Dataset items

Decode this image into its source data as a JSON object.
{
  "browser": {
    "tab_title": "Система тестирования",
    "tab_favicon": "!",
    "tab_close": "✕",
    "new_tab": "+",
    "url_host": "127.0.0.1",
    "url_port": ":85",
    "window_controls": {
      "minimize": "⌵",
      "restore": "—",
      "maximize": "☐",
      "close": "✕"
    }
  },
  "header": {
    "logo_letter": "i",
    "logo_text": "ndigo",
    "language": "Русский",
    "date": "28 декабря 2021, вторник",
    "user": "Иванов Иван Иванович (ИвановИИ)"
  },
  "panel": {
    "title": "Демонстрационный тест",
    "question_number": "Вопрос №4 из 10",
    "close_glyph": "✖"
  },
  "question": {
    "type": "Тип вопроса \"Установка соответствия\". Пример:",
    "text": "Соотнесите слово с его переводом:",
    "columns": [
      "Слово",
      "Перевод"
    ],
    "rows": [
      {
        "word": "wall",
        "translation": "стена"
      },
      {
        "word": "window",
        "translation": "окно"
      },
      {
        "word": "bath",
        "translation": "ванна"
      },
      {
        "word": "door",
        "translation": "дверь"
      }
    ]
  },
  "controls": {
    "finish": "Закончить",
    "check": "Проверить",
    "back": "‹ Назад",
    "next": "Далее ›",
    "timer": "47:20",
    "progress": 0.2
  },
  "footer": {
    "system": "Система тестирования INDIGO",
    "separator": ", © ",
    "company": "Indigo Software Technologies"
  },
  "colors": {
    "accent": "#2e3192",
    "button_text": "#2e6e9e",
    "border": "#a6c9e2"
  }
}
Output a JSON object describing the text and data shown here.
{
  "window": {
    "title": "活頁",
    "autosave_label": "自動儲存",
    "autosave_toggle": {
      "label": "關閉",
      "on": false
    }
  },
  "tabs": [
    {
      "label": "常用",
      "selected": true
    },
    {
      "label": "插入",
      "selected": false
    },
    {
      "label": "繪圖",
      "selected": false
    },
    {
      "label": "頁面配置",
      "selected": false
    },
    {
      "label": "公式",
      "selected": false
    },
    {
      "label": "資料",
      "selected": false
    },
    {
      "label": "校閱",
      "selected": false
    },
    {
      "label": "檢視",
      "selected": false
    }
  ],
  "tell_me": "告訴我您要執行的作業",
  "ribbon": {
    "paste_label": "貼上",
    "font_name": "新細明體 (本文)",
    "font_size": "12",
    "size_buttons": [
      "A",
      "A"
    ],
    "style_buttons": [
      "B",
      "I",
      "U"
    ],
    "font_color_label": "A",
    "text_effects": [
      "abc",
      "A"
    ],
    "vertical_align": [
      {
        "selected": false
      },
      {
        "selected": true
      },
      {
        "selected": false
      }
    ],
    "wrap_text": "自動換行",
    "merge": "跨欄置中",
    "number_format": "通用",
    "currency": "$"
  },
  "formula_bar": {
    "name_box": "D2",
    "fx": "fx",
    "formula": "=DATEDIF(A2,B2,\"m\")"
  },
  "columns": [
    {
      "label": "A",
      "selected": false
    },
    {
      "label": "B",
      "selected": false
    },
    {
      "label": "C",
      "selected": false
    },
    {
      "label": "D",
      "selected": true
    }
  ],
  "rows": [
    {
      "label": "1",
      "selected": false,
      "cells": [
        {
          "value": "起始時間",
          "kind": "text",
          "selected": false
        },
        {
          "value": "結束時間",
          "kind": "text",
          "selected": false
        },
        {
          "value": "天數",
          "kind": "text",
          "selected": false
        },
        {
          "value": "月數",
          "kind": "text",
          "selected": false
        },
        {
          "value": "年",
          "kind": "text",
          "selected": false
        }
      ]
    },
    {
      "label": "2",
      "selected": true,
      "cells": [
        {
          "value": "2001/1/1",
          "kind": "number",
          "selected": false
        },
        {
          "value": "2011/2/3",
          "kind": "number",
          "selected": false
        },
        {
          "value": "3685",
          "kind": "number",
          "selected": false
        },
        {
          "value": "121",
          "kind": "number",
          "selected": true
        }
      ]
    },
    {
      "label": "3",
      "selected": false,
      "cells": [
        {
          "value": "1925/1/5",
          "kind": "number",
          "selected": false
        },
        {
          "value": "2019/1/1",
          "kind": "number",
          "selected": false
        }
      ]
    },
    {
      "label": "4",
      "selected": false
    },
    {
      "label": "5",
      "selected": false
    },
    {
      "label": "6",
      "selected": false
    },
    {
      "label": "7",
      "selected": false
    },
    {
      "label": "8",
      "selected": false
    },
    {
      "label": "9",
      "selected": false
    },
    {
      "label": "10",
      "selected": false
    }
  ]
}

Task to complete => Read the data above and pull out each line that holds the string "true".

Response to the exercise =>
      "selected": true
        "selected": true
      "selected": true
      "selected": true,
          "selected": true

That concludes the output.